Rewrite the stretch from the start of the lines through the line containing "The acoustic transmitter 55d", replacing "borehole" with "wellbore" and leaving everything else unchanged.

--------

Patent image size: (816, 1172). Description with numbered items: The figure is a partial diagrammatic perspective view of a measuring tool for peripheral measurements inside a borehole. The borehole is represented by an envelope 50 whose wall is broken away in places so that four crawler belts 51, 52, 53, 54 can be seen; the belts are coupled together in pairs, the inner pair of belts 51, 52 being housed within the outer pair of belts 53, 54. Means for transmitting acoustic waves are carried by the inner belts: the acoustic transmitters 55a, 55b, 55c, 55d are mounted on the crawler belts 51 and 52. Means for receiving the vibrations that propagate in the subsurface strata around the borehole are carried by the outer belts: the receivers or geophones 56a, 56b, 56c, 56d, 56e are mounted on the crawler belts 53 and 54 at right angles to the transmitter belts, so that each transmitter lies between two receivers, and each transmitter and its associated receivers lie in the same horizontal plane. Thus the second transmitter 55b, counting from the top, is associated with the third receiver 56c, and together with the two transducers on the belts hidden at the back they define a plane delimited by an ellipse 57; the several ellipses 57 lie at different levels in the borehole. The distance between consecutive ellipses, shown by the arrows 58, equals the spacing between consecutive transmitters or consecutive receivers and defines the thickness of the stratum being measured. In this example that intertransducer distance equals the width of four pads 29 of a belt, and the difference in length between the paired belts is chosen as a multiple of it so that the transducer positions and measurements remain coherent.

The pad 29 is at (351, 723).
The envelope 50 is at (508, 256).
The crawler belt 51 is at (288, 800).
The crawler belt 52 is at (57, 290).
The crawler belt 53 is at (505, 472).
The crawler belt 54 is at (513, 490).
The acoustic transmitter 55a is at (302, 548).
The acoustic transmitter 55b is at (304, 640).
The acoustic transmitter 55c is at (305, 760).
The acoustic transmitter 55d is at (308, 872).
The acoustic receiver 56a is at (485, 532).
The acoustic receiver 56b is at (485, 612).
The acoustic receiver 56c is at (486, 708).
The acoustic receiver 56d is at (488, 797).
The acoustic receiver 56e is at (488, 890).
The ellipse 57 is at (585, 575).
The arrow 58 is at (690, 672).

--------

CORRECT OUTPUT:
Patent image size: (816, 1172). Description with numbered items: The figure is a partial diagrammatic perspective view of a measuring tool for peripheral measurements inside a wellbore. The wellbore is represented by an envelope 50 whose wall is broken away in places so that four crawler belts 51, 52, 53, 54 can be seen; the belts are coupled together in pairs, the inner pair of belts 51, 52 being housed within the outer pair of belts 53, 54. Means for transmitting acoustic waves are carried by the inner belts: the acoustic transmitters 55a, 55b, 55c, 55d are mounted on the crawler belts 51 and 52. Means for receiving the vibrations that propagate in the subsurface strata around the wellbore are carried by the outer belts: the receivers or geophones 56a, 56b, 56c, 56d, 56e are mounted on the crawler belts 53 and 54 at right angles to the transmitter belts, so that each transmitter lies between two receivers, and each transmitter and its associated receivers lie in the same horizontal plane. Thus the second transmitter 55b, counting from the top, is associated with the third receiver 56c, and together with the two transducers on the belts hidden at the back they define a plane delimited by an ellipse 57; the several ellipses 57 lie at different levels in the wellbore. The distance between consecutive ellipses, shown by the arrows 58, equals the spacing between consecutive transmitters or consecutive receivers and defines the thickness of the stratum being measured. In this example that intertransducer distance equals the width of four pads 29 of a belt, and the difference in length between the paired belts is chosen as a multiple of it so that the transducer positions and measurements remain coherent.

The pad 29 is at (351, 723).
The envelope 50 is at (508, 256).
The crawler belt 51 is at (288, 800).
The crawler belt 52 is at (57, 290).
The crawler belt 53 is at (505, 472).
The crawler belt 54 is at (513, 490).
The acoustic transmitter 55a is at (302, 548).
The acoustic transmitter 55b is at (304, 640).
The acoustic transmitter 55c is at (305, 760).
The acoustic transmitter 55d is at (308, 872).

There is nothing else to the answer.